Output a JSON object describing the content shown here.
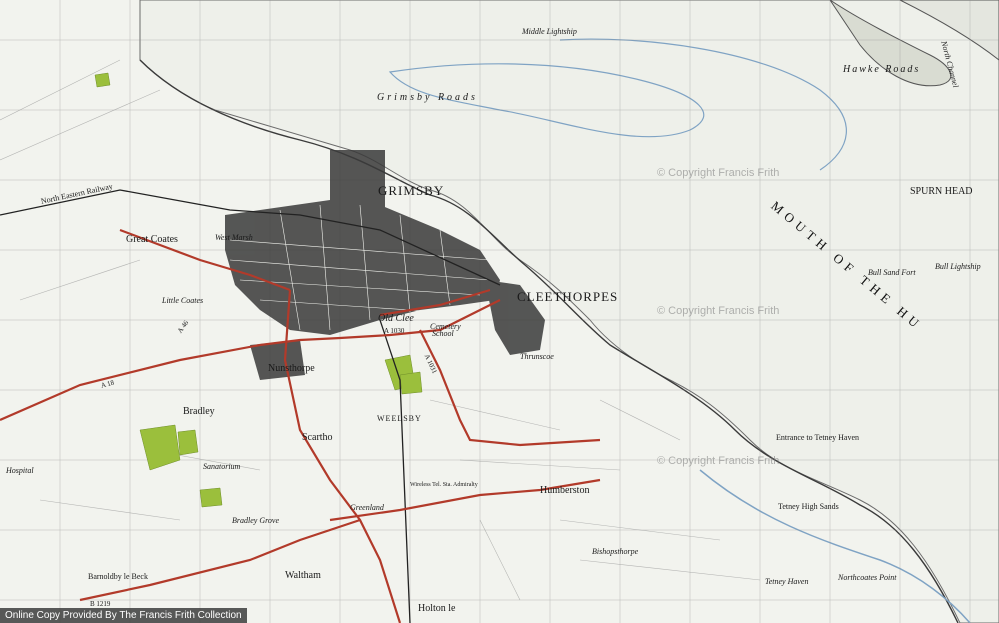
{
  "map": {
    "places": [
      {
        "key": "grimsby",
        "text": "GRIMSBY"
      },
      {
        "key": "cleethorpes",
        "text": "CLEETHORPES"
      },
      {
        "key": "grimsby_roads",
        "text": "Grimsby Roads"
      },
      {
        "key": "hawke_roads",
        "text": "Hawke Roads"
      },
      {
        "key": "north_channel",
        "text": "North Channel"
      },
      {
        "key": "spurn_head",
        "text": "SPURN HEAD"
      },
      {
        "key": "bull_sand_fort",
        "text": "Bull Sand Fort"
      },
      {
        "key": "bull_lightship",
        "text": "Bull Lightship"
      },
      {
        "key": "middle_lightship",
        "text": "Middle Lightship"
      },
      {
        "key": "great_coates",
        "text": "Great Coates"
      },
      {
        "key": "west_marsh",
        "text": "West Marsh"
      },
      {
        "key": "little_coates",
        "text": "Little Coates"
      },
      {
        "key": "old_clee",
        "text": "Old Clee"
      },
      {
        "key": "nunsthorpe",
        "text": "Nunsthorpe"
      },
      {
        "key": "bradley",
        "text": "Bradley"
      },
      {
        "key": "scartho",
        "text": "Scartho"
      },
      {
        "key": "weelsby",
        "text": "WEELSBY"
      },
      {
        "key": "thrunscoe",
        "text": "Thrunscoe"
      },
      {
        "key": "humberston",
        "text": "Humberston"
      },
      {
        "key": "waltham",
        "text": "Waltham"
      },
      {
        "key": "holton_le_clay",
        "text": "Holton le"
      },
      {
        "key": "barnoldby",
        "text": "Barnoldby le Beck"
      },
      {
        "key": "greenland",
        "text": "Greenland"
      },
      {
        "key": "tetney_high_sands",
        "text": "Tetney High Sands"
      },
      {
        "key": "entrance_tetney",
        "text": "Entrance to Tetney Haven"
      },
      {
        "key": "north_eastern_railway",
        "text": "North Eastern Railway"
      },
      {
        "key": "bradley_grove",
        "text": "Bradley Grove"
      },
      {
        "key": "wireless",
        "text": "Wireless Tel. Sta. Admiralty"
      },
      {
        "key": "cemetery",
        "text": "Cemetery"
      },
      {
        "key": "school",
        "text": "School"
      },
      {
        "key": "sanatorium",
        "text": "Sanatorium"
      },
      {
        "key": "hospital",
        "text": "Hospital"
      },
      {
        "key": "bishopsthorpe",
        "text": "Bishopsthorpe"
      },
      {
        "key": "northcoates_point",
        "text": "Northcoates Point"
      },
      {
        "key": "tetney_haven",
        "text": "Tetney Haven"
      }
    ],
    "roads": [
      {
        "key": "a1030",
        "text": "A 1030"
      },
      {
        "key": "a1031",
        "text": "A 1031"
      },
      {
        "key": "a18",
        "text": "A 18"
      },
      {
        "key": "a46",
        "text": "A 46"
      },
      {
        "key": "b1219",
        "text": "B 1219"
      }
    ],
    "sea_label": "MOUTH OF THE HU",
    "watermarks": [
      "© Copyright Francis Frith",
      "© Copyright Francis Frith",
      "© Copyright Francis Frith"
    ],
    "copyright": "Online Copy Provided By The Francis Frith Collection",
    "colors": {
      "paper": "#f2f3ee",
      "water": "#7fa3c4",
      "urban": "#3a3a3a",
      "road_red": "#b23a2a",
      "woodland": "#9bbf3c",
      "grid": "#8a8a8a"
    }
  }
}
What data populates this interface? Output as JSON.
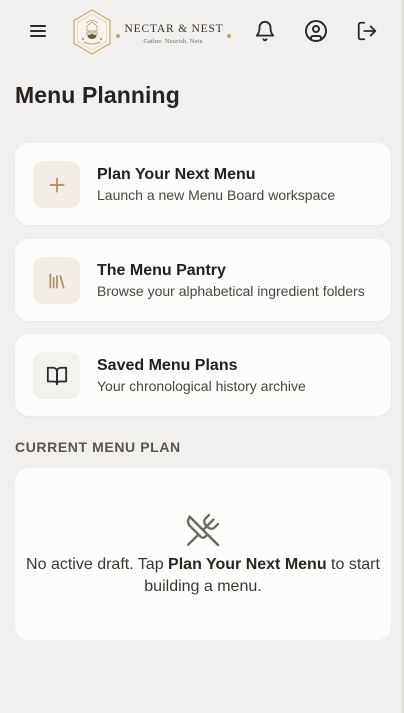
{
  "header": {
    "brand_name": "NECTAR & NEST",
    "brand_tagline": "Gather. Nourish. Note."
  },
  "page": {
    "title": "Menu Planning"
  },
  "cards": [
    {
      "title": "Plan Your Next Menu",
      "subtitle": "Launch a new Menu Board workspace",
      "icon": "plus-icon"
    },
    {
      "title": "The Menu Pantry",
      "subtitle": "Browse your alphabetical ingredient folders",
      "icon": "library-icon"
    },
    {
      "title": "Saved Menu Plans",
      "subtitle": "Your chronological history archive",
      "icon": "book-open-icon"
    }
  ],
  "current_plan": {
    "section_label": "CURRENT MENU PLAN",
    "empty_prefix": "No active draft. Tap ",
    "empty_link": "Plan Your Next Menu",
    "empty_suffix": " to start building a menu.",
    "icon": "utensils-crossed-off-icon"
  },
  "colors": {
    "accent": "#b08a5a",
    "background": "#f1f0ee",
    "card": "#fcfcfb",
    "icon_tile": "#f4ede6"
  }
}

# # # #

▶ [WORK TO DO] Everything from the line with "What data populates" through the end of the records above, and nothing else, is to be quoted exactly; please leave the pictures out.

▶ [CORRECT RESPONSE]
What data populates this interface? Output as JSON.
{
  "header": {
    "brand_name": "NECTAR & NEST",
    "brand_tagline": "Gather. Nourish. Note."
  },
  "page": {
    "title": "Menu Planning"
  },
  "cards": [
    {
      "title": "Plan Your Next Menu",
      "subtitle": "Launch a new Menu Board workspace",
      "icon": "plus-icon"
    },
    {
      "title": "The Menu Pantry",
      "subtitle": "Browse your alphabetical ingredient folders",
      "icon": "library-icon"
    },
    {
      "title": "Saved Menu Plans",
      "subtitle": "Your chronological history archive",
      "icon": "book-open-icon"
    }
  ],
  "current_plan": {
    "section_label": "CURRENT MENU PLAN",
    "empty_prefix": "No active draft. Tap ",
    "empty_link": "Plan Your Next Menu",
    "empty_suffix": " to start building a menu.",
    "icon": "utensils-crossed-off-icon"
  },
  "colors": {
    "accent": "#b08a5a",
    "background": "#f1f0ee",
    "card": "#fcfcfb",
    "icon_tile": "#f4ede6"
  }
}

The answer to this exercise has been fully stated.